> SUPPLIED RECORDS
begin
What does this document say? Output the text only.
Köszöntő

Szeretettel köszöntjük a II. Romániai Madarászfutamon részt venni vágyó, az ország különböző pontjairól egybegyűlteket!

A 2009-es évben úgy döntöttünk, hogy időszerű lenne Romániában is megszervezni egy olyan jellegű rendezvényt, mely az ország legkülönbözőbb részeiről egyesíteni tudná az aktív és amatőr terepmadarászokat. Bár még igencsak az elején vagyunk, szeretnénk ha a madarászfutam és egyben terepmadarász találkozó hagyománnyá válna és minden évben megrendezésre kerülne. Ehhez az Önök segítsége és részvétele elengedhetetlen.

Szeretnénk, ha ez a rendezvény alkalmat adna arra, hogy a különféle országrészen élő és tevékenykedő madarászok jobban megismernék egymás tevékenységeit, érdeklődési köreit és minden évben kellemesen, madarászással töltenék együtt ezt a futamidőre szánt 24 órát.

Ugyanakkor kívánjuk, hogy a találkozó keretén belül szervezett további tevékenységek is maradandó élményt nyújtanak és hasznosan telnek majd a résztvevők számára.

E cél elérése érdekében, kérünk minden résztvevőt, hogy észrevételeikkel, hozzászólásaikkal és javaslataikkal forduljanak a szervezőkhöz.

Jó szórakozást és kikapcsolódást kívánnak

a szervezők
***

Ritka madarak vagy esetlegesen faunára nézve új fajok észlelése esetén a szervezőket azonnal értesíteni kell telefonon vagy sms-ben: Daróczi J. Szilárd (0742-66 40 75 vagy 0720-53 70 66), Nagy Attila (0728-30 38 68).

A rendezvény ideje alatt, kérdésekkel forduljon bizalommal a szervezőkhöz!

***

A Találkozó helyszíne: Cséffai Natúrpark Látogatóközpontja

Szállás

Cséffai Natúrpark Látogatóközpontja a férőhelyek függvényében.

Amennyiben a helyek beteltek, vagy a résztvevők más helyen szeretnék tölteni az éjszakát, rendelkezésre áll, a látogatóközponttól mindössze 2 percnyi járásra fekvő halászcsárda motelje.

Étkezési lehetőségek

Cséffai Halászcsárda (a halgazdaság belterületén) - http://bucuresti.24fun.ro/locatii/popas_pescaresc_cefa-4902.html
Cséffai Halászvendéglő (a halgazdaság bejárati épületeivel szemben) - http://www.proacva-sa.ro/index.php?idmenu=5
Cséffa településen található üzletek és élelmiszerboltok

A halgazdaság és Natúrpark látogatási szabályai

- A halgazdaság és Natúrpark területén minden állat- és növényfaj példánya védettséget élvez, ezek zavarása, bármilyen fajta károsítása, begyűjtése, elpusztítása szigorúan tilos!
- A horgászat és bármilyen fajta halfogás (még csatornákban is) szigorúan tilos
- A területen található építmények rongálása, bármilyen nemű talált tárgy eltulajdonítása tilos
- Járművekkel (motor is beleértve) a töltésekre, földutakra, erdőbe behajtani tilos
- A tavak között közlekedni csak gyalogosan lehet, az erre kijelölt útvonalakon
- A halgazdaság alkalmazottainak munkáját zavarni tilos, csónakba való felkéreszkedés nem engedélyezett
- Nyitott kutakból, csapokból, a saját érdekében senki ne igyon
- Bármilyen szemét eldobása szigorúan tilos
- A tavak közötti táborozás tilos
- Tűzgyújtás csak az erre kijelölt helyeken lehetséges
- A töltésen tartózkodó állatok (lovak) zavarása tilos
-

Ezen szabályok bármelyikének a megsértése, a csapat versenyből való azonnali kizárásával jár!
end
> WORK INSTRUCTIONS
Only a number is wanted: how many lines contain the word "zavarása"?

> RESULT FOR THIS EXERCISE
2